** START OF Given data **

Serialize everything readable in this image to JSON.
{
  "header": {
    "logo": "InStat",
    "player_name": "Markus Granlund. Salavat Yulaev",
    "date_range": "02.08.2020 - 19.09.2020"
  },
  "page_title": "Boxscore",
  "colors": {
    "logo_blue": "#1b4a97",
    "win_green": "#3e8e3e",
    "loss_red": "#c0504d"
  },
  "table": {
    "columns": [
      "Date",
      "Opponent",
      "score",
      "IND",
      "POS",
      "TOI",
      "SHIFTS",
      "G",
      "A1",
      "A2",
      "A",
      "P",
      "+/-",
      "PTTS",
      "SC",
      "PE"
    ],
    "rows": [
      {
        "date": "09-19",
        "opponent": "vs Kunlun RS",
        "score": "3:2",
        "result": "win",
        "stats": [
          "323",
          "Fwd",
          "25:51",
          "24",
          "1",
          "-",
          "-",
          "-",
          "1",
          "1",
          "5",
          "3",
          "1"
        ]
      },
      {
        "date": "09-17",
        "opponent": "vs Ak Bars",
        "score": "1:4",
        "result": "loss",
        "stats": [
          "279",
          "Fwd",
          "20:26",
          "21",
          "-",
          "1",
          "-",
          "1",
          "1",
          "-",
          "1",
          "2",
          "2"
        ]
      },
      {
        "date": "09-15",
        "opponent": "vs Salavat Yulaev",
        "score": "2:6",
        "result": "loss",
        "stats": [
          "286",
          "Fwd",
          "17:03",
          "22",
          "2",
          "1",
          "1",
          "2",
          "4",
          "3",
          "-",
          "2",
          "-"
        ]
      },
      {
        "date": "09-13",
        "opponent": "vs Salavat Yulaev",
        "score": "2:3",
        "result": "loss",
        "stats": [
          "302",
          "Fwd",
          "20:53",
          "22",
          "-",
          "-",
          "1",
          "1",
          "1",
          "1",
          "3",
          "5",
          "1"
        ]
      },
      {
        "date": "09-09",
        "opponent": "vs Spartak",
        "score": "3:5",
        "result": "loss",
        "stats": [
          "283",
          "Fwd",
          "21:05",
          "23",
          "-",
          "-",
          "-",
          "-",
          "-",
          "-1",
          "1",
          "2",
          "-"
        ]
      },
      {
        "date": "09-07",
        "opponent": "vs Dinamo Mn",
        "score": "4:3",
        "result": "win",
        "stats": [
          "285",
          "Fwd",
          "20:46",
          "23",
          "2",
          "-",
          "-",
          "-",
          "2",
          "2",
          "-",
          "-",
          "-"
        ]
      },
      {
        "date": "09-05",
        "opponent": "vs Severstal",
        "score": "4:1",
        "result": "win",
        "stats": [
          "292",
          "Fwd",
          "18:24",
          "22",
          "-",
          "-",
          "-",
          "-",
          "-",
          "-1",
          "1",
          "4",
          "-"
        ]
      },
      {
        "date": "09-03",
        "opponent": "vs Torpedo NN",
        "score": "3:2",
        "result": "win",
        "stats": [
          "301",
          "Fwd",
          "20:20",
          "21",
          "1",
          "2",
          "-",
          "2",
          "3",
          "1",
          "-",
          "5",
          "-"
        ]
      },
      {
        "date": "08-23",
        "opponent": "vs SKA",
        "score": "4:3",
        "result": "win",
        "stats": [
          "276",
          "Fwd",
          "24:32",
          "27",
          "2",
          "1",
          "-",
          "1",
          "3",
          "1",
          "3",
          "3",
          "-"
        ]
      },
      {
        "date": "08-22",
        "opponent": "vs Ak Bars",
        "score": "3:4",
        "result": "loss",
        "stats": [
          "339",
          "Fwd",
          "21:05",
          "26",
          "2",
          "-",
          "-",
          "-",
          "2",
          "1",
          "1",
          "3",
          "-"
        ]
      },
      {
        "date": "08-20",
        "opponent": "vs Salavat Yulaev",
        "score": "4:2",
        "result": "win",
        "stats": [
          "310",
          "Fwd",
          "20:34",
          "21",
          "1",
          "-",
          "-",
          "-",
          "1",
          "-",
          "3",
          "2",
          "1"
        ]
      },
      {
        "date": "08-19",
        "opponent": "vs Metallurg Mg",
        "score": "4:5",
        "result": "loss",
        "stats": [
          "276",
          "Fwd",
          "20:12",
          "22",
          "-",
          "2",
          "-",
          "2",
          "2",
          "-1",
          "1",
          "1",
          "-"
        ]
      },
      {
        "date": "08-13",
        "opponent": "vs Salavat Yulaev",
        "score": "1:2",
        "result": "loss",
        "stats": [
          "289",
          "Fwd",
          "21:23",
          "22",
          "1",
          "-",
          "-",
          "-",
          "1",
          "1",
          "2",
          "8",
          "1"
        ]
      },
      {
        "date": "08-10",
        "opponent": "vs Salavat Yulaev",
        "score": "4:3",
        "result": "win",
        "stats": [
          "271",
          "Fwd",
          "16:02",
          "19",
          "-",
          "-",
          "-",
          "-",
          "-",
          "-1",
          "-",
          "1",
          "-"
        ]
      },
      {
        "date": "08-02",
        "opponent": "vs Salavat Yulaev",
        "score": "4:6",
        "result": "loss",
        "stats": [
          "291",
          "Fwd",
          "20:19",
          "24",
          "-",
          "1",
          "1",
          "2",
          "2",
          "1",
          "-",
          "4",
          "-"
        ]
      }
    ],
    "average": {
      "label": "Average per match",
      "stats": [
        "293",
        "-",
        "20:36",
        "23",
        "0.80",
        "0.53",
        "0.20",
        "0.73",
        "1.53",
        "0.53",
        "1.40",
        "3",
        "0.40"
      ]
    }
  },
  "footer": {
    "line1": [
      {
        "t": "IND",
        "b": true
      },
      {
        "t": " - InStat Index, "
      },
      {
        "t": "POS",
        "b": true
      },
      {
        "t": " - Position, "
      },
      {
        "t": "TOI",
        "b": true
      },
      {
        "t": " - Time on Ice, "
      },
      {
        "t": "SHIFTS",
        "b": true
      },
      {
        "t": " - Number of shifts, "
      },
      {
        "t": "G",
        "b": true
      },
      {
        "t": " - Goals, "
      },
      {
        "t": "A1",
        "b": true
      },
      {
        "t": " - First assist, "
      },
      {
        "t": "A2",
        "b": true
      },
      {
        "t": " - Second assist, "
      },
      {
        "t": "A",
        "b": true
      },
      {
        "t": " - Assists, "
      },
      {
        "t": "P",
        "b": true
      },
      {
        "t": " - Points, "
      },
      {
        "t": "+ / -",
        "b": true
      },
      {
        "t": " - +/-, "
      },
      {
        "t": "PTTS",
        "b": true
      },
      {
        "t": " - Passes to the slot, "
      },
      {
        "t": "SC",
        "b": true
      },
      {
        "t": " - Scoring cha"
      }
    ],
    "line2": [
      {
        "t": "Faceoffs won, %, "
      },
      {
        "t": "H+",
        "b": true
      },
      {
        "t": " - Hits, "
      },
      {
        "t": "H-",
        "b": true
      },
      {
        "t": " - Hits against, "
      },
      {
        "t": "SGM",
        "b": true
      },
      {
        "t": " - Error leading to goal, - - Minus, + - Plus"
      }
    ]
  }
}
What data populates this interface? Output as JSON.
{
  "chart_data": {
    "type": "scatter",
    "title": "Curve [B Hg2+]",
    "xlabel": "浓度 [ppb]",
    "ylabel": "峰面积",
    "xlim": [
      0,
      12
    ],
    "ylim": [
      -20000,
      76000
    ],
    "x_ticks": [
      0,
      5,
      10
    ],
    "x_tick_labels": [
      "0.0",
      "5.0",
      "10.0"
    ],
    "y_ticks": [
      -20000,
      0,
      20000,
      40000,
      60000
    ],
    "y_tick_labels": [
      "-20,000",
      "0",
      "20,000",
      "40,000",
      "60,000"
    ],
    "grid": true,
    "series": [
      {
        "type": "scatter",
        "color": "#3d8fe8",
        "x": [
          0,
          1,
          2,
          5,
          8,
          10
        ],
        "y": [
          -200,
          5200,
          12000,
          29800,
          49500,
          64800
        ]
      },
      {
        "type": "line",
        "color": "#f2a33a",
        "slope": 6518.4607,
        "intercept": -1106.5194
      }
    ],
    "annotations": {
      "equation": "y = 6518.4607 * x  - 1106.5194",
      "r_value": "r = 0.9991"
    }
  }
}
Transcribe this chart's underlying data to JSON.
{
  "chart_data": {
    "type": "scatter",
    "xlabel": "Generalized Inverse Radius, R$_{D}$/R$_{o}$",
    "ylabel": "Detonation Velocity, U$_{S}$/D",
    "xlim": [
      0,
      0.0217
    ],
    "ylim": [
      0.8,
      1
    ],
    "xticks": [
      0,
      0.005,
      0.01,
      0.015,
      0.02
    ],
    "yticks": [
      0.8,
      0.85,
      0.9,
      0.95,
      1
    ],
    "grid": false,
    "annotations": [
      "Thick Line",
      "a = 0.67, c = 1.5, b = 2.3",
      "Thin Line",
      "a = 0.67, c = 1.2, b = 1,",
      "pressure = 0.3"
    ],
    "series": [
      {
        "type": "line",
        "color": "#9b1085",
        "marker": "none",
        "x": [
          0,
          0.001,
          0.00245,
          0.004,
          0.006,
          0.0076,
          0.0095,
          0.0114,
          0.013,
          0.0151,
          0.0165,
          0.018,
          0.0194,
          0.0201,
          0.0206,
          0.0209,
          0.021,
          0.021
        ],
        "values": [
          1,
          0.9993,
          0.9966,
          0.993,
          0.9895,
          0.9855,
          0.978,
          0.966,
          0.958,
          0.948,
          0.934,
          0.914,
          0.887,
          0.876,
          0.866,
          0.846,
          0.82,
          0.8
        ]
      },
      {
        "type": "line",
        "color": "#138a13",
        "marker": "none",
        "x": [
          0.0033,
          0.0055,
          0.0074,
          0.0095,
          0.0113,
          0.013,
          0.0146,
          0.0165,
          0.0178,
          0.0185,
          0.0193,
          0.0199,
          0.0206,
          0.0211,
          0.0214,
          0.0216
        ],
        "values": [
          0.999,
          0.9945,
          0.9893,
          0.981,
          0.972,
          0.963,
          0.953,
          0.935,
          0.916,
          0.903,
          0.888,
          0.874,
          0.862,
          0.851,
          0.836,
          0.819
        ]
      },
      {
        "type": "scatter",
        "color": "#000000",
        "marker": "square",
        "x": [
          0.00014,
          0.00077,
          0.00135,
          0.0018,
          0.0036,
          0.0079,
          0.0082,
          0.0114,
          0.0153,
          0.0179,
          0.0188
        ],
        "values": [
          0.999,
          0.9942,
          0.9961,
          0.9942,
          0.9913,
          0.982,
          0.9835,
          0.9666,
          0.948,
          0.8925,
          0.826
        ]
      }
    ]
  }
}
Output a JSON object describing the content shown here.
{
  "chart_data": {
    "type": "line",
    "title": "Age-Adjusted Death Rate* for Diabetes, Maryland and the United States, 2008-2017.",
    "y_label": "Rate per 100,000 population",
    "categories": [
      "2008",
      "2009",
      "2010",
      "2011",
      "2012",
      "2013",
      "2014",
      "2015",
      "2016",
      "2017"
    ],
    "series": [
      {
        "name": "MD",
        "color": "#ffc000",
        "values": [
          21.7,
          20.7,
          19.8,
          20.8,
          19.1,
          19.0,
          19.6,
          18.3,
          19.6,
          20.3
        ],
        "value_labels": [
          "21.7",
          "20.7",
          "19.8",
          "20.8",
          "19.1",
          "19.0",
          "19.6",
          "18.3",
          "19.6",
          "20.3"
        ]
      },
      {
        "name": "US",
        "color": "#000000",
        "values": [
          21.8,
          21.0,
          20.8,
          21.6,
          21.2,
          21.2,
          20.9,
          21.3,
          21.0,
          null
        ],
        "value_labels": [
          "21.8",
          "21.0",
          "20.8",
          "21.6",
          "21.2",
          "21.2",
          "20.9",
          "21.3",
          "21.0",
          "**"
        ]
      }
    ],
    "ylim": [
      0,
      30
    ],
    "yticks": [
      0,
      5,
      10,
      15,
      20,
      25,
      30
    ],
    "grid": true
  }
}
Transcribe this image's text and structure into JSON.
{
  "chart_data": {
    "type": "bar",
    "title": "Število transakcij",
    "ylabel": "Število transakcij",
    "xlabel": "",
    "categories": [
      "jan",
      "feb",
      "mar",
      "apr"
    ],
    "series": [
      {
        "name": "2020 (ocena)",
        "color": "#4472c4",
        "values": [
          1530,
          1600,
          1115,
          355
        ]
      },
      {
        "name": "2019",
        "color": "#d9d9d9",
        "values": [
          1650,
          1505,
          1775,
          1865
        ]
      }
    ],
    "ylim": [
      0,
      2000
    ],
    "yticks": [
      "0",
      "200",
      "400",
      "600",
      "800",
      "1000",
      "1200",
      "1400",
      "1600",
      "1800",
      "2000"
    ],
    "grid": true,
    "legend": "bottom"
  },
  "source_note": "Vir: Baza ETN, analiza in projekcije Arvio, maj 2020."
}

** END OF Given data **

_Required work_: Go through the preceding material and copy each line that has the word "transakcij".

_Result of the task_:
    "title": "Število transakcij",
    "ylabel": "Število transakcij",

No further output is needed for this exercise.